## Problem
Could you retype all of the entries below word for word?

☆ ☆ ☆ ☆ ☆

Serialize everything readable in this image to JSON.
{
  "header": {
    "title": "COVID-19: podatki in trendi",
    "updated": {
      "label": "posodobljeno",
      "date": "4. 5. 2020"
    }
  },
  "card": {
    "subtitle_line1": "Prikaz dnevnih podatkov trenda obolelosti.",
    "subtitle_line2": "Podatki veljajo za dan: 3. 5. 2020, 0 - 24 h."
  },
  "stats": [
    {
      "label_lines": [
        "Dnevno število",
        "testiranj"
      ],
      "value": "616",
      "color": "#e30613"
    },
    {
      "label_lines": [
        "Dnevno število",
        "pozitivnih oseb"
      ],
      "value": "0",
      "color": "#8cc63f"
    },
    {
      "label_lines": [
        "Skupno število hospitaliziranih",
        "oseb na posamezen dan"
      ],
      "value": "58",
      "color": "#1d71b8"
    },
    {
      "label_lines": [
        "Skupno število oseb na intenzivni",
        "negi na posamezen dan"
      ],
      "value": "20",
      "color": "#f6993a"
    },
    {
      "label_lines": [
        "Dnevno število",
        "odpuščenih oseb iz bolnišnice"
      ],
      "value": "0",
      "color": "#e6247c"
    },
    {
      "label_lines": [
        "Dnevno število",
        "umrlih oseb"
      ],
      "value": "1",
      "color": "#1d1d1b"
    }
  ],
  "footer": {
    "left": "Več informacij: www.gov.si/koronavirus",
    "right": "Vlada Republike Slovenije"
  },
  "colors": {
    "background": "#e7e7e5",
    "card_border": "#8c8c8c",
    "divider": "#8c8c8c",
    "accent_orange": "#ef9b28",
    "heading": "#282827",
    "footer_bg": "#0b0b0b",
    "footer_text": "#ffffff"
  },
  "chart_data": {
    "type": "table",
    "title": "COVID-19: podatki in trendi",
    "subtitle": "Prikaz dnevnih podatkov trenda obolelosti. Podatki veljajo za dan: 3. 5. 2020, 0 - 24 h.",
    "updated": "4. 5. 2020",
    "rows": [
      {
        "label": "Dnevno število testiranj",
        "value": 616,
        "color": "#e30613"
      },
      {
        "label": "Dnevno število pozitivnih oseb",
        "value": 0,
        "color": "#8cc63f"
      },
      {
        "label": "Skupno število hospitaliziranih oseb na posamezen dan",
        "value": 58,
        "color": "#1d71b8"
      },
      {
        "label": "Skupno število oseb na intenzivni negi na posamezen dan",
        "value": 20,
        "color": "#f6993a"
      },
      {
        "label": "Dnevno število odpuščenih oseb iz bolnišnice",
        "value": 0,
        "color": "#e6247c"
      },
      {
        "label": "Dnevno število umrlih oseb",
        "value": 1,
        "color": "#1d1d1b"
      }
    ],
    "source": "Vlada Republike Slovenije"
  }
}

☆ ☆ ☆ ☆ ☆

## Task output
Serialize everything readable in this image to JSON.
{
  "header": {
    "title": "COVID-19: podatki in trendi",
    "updated": {
      "label": "posodobljeno",
      "date": "4. 5. 2020"
    }
  },
  "card": {
    "subtitle_line1": "Prikaz dnevnih podatkov trenda obolelosti.",
    "subtitle_line2": "Podatki veljajo za dan: 3. 5. 2020, 0 - 24 h."
  },
  "stats": [
    {
      "label_lines": [
        "Dnevno število",
        "testiranj"
      ],
      "value": "616",
      "color": "#e30613"
    },
    {
      "label_lines": [
        "Dnevno število",
        "pozitivnih oseb"
      ],
      "value": "0",
      "color": "#8cc63f"
    },
    {
      "label_lines": [
        "Skupno število hospitaliziranih",
        "oseb na posamezen dan"
      ],
      "value": "58",
      "color": "#1d71b8"
    },
    {
      "label_lines": [
        "Skupno število oseb na intenzivni",
        "negi na posamezen dan"
      ],
      "value": "20",
      "color": "#f6993a"
    },
    {
      "label_lines": [
        "Dnevno število",
        "odpuščenih oseb iz bolnišnice"
      ],
      "value": "0",
      "color": "#e6247c"
    },
    {
      "label_lines": [
        "Dnevno število",
        "umrlih oseb"
      ],
      "value": "1",
      "color": "#1d1d1b"
    }
  ],
  "footer": {
    "left": "Več informacij: www.gov.si/koronavirus",
    "right": "Vlada Republike Slovenije"
  },
  "colors": {
    "background": "#e7e7e5",
    "card_border": "#8c8c8c",
    "divider": "#8c8c8c",
    "accent_orange": "#ef9b28",
    "heading": "#282827",
    "footer_bg": "#0b0b0b",
    "footer_text": "#ffffff"
  },
  "chart_data": {
    "type": "table",
    "title": "COVID-19: podatki in trendi",
    "subtitle": "Prikaz dnevnih podatkov trenda obolelosti. Podatki veljajo za dan: 3. 5. 2020, 0 - 24 h.",
    "updated": "4. 5. 2020",
    "rows": [
      {
        "label": "Dnevno število testiranj",
        "value": 616,
        "color": "#e30613"
      },
      {
        "label": "Dnevno število pozitivnih oseb",
        "value": 0,
        "color": "#8cc63f"
      },
      {
        "label": "Skupno število hospitaliziranih oseb na posamezen dan",
        "value": 58,
        "color": "#1d71b8"
      },
      {
        "label": "Skupno število oseb na intenzivni negi na posamezen dan",
        "value": 20,
        "color": "#f6993a"
      },
      {
        "label": "Dnevno število odpuščenih oseb iz bolnišnice",
        "value": 0,
        "color": "#e6247c"
      },
      {
        "label": "Dnevno število umrlih oseb",
        "value": 1,
        "color": "#1d1d1b"
      }
    ],
    "source": "Vlada Republike Slovenije"
  }
}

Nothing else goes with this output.